» **Problem details**: Gather from the material every line that contains the string "screenshot".

» **Listed entries**:
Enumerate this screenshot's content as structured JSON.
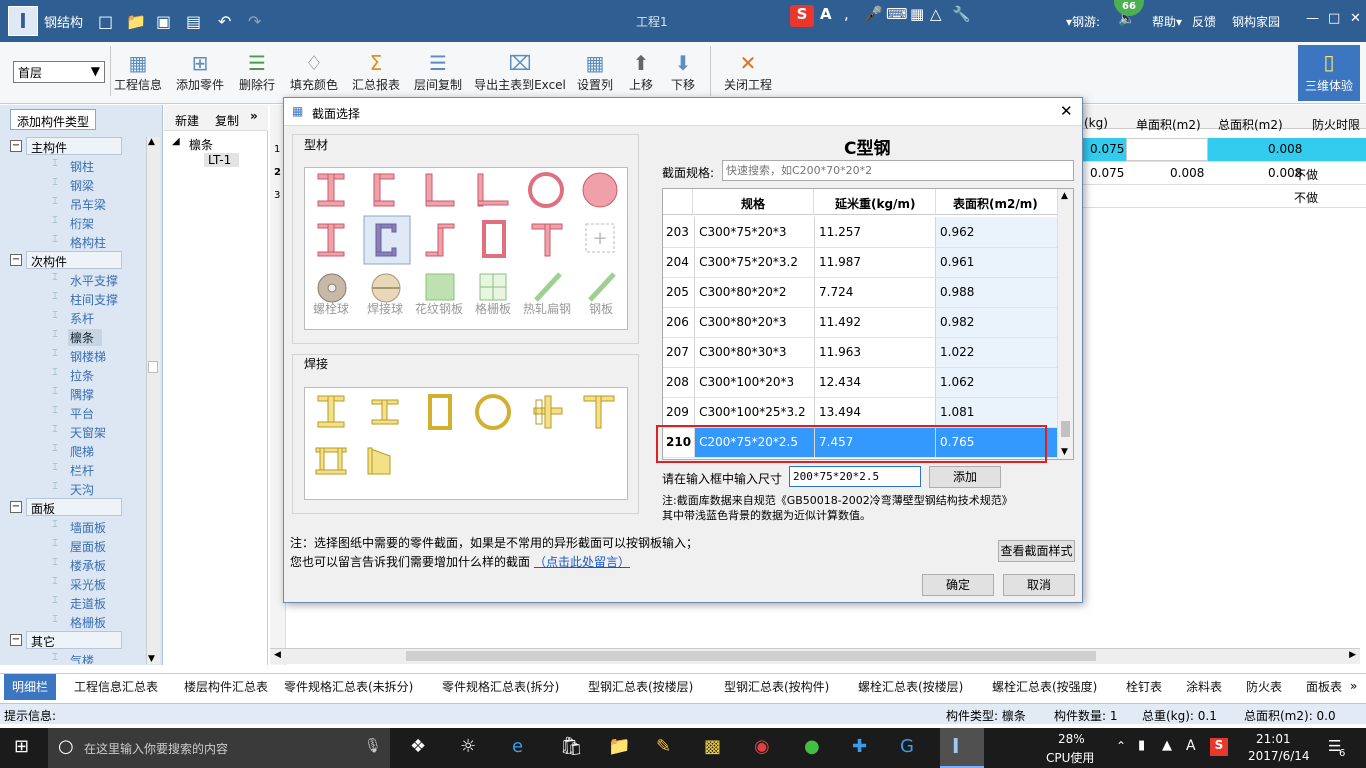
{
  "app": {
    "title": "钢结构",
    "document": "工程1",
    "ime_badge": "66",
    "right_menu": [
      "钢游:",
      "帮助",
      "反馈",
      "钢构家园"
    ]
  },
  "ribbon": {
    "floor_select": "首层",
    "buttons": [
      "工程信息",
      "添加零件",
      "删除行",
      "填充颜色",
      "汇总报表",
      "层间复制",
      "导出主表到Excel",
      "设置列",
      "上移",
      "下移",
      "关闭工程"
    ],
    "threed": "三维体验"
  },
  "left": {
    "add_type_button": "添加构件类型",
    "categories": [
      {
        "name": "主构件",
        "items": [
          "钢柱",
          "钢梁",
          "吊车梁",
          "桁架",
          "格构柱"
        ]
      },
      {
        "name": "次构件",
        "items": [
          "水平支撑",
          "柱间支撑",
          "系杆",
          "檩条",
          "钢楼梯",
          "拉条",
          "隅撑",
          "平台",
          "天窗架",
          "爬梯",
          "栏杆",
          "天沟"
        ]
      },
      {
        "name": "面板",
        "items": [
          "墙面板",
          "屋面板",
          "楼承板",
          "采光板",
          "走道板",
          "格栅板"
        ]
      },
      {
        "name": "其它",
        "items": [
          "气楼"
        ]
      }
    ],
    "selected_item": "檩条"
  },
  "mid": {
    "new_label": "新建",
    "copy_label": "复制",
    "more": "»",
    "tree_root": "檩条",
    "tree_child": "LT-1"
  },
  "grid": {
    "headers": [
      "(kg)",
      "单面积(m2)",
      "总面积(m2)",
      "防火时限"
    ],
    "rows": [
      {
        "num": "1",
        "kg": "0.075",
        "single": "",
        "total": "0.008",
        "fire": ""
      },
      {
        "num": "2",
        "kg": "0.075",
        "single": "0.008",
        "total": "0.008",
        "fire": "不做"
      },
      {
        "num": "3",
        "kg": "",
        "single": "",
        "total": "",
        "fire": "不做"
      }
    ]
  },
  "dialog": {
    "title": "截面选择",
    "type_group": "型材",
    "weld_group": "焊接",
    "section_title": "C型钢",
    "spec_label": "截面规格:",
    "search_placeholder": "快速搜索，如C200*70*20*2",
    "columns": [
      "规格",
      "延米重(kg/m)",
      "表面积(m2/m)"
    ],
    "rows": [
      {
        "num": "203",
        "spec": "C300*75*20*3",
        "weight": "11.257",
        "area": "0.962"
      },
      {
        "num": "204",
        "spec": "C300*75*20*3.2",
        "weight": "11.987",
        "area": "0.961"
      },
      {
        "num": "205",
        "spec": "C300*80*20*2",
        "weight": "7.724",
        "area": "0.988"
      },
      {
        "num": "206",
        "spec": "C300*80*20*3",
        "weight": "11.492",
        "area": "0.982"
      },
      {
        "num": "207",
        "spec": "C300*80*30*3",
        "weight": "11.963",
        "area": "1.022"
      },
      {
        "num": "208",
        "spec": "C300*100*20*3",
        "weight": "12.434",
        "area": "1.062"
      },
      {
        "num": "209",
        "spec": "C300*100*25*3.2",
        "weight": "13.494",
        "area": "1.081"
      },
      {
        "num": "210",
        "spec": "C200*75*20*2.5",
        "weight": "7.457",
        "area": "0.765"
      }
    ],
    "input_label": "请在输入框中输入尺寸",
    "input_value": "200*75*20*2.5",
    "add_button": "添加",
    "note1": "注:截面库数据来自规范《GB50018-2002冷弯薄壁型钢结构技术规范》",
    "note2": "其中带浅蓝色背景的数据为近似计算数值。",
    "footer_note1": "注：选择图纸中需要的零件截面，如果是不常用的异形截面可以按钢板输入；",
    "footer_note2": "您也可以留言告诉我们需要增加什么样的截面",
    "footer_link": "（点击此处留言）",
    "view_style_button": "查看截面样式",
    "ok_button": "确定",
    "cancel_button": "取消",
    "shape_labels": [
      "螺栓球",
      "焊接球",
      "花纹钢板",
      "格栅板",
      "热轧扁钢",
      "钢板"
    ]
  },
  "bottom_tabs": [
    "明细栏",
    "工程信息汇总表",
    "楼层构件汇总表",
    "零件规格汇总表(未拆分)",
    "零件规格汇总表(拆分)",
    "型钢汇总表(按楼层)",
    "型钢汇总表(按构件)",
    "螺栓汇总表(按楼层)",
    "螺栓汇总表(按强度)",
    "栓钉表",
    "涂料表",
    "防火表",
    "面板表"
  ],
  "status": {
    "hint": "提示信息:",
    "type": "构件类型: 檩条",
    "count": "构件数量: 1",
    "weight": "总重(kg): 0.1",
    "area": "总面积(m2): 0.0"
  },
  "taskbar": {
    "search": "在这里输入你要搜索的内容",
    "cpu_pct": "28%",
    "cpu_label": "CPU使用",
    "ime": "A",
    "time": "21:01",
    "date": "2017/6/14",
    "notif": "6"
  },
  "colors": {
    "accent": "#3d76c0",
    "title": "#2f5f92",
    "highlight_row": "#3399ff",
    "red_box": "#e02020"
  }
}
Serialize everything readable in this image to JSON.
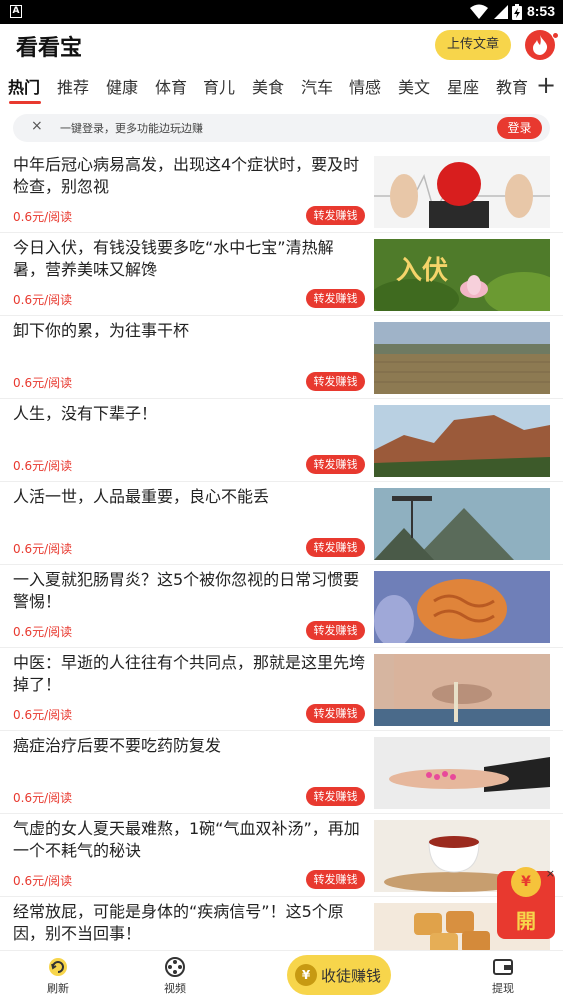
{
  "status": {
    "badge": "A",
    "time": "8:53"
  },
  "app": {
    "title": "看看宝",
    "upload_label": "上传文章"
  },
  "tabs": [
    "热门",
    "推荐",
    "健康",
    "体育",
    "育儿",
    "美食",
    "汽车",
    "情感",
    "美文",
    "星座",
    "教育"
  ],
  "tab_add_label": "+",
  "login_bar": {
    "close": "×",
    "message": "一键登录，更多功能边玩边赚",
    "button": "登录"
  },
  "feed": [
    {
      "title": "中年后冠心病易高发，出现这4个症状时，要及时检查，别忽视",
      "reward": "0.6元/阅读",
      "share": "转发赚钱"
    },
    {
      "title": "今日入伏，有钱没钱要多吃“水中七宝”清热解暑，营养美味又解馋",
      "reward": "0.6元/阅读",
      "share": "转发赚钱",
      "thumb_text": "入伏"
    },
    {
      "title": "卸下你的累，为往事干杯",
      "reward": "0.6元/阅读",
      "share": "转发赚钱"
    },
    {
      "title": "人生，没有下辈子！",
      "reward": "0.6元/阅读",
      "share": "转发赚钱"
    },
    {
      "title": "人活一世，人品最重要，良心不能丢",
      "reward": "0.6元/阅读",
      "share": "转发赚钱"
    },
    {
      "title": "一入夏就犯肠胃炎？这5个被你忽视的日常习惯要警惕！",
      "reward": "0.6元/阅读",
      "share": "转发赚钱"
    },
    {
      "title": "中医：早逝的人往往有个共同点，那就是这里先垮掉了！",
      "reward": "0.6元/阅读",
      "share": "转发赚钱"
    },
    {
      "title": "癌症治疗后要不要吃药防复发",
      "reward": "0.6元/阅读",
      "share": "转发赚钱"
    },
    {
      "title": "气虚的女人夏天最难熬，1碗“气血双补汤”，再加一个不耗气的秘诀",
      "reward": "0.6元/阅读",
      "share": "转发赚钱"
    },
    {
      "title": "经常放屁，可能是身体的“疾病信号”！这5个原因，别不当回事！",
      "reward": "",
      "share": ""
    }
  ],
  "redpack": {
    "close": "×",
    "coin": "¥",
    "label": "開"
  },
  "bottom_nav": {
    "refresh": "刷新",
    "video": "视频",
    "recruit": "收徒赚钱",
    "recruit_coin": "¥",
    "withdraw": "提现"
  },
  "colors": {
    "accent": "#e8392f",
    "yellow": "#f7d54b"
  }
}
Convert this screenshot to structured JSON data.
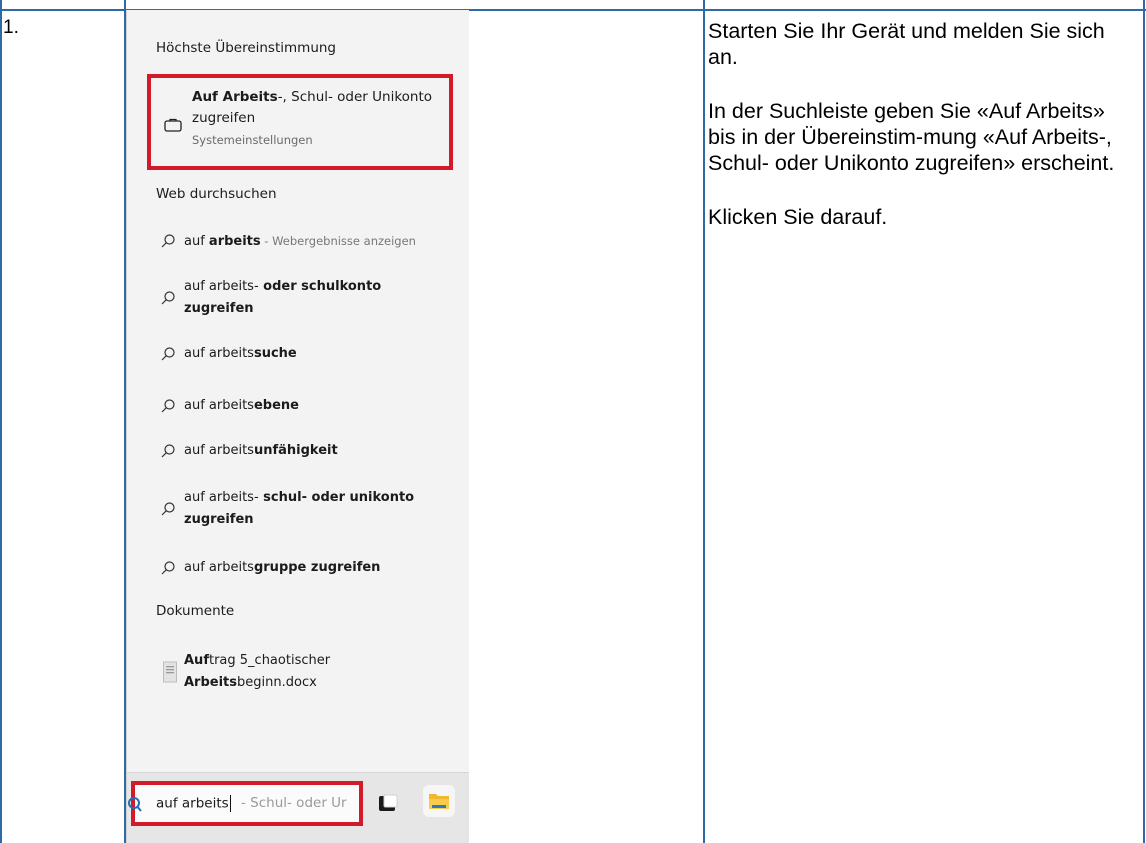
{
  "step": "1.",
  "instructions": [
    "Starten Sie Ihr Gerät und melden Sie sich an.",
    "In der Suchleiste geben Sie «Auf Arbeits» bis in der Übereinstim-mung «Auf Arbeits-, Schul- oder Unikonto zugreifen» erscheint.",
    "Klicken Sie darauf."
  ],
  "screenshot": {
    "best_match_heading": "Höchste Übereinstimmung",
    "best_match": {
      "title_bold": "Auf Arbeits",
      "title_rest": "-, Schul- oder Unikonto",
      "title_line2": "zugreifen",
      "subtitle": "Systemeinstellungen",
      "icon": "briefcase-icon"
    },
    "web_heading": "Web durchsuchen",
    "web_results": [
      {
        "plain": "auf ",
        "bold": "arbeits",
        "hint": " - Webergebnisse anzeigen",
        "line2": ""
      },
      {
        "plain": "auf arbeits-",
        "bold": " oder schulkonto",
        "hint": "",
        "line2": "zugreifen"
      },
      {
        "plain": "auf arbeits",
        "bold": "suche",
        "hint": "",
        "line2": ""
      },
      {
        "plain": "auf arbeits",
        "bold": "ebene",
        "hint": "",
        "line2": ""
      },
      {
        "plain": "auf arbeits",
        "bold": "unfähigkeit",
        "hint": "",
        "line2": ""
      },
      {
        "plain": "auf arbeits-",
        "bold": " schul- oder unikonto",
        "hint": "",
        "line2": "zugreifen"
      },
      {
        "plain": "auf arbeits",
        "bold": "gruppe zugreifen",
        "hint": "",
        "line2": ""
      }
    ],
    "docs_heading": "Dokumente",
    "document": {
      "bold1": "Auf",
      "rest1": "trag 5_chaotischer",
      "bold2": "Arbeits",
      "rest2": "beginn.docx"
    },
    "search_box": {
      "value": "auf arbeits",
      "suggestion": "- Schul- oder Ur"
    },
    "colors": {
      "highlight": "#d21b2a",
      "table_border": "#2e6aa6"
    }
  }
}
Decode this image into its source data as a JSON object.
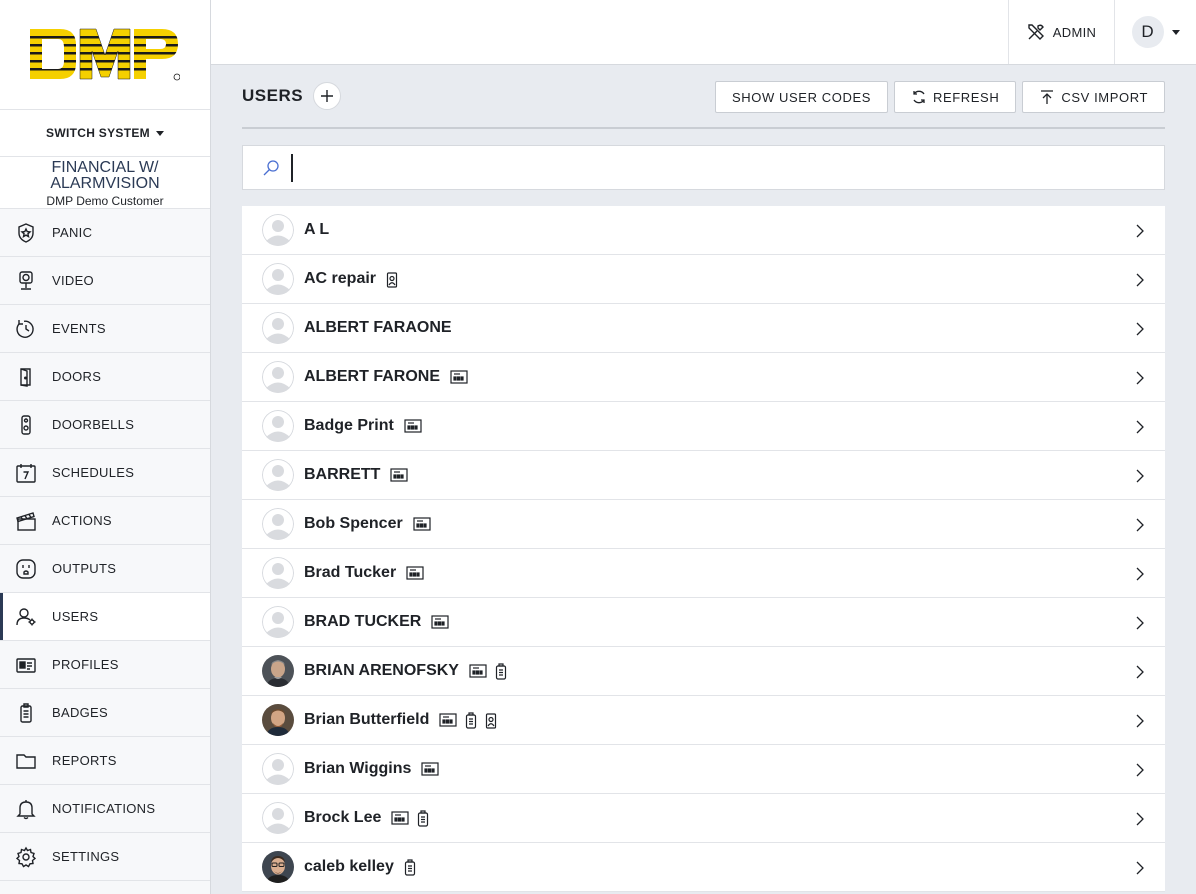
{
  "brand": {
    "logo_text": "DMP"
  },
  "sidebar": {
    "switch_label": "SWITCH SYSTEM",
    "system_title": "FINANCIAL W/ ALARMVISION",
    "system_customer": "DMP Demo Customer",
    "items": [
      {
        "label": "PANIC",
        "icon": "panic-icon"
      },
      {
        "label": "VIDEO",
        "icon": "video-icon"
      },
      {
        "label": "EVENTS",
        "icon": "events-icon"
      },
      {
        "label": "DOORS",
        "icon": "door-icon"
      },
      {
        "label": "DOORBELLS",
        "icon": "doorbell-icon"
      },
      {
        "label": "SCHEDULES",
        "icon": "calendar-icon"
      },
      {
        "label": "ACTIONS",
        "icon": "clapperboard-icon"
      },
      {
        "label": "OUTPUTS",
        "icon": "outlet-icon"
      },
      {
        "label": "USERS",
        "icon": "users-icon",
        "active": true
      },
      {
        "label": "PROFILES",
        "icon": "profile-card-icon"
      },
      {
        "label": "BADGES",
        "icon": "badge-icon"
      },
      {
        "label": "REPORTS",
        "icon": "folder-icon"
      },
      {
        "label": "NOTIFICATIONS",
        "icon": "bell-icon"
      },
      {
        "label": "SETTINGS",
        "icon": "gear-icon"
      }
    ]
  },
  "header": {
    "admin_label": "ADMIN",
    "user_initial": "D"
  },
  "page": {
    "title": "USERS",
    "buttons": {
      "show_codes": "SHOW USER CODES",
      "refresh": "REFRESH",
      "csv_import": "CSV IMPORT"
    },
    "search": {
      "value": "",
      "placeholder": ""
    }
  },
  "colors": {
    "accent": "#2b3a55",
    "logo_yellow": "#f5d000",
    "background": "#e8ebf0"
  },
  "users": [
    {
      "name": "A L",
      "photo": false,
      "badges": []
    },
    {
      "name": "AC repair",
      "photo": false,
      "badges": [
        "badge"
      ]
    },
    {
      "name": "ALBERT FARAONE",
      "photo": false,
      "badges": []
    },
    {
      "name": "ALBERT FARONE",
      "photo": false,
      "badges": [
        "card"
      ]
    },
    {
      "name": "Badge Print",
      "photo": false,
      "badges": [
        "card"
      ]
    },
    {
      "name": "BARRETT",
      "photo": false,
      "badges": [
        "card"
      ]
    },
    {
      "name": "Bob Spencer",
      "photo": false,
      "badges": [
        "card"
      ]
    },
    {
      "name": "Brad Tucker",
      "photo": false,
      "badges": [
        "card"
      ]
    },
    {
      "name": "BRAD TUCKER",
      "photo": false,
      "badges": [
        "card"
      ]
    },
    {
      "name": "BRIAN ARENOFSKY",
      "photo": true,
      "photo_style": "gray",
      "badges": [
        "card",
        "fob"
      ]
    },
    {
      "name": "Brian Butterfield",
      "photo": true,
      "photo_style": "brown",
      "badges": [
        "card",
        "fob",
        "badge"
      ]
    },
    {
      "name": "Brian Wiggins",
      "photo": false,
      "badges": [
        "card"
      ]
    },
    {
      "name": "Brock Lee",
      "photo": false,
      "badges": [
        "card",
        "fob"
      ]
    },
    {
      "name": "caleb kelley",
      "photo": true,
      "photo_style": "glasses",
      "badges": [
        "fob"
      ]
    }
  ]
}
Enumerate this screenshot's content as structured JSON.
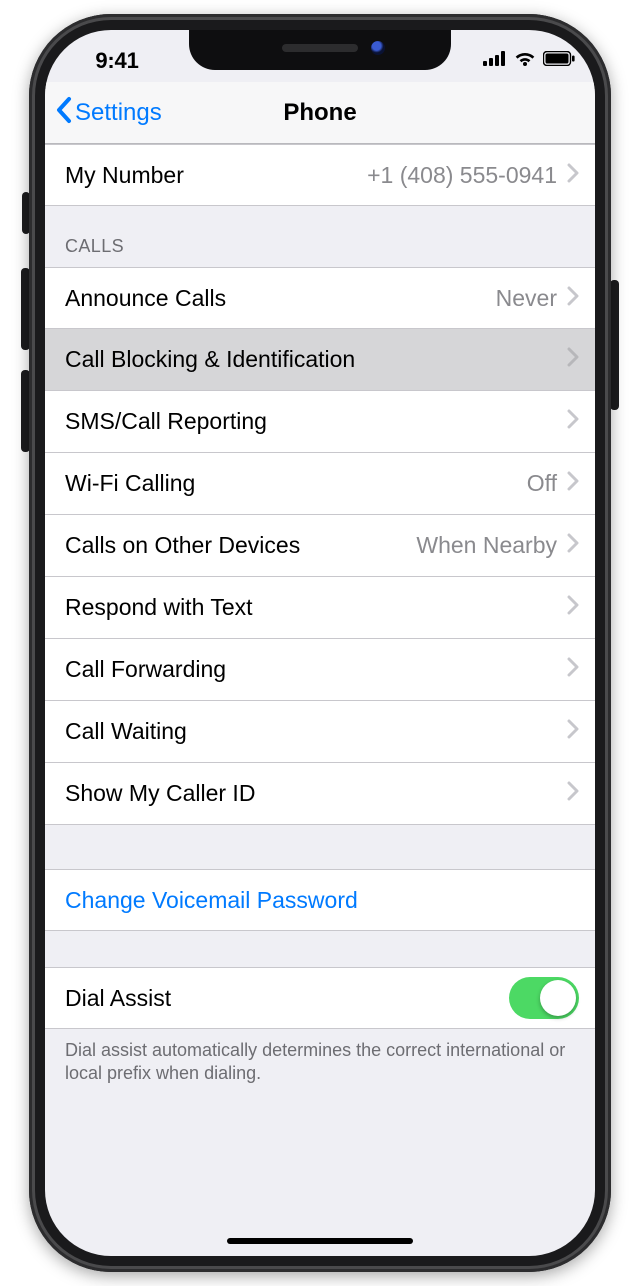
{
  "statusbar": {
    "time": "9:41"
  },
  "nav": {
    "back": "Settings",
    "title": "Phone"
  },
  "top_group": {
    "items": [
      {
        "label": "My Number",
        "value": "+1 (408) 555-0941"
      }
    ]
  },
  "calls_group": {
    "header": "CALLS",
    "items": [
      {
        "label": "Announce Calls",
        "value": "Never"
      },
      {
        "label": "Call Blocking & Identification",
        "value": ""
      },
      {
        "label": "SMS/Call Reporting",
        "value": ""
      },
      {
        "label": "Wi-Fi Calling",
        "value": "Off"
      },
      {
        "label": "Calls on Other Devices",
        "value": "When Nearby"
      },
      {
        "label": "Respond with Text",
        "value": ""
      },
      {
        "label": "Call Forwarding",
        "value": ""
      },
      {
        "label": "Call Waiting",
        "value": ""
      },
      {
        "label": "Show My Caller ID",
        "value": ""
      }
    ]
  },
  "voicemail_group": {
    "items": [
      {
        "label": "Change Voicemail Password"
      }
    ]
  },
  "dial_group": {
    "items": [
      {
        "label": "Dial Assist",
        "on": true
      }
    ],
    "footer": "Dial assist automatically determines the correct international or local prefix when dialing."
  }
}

» **Exercise output**:
Enumerate this screenshot's content as structured JSON.
Convert this screenshot to structured JSON data.
  "screenshot": {
Enumerate this screenshot's content as structured JSON.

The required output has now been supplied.